Annotated region listings:
----------------
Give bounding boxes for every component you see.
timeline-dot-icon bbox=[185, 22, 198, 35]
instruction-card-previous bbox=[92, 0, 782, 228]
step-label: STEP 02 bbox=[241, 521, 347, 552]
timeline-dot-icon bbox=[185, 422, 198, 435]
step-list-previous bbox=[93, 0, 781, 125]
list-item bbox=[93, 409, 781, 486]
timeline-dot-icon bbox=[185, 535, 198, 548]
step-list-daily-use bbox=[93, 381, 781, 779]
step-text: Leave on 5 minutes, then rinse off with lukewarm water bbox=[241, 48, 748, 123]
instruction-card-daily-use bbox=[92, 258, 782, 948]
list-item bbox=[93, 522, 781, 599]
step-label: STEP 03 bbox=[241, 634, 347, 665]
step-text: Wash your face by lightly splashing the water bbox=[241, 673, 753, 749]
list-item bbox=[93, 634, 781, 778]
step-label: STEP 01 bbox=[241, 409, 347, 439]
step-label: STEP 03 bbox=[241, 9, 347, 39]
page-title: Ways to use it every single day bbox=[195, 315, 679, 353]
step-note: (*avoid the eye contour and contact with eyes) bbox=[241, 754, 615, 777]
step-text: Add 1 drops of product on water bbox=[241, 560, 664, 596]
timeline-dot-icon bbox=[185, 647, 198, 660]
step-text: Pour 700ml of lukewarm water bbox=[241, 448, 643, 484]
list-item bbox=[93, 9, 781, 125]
----------------
Reproduce every row above word for word, line by line, with nothing changed.

Result of this exercise:
Give bounding boxes for every component you see.
timeline-dot-icon bbox=[185, 22, 198, 35]
instruction-card-previous bbox=[92, 0, 782, 228]
step-label: STEP 02 bbox=[241, 521, 347, 552]
timeline-dot-icon bbox=[185, 422, 198, 435]
step-list-previous bbox=[93, 0, 781, 125]
list-item bbox=[93, 409, 781, 486]
timeline-dot-icon bbox=[185, 535, 198, 548]
step-list-daily-use bbox=[93, 381, 781, 779]
step-text: Leave on 5 minutes, then rinse off with lukewarm water bbox=[241, 48, 748, 123]
instruction-card-daily-use bbox=[92, 258, 782, 948]
list-item bbox=[93, 522, 781, 599]
step-label: STEP 03 bbox=[241, 634, 347, 665]
step-text: Wash your face by lightly splashing the water bbox=[241, 673, 753, 749]
list-item bbox=[93, 634, 781, 778]
step-label: STEP 01 bbox=[241, 409, 347, 439]
step-label: STEP 03 bbox=[241, 9, 347, 39]
page-title: Ways to use it every single day bbox=[195, 315, 679, 353]
step-note: (*avoid the eye contour and contact with eyes) bbox=[241, 754, 615, 777]
step-text: Add 1 drops of product on water bbox=[241, 560, 664, 596]
timeline-dot-icon bbox=[185, 647, 198, 660]
step-text: Pour 700ml of lukewarm water bbox=[241, 448, 643, 484]
list-item bbox=[93, 9, 781, 125]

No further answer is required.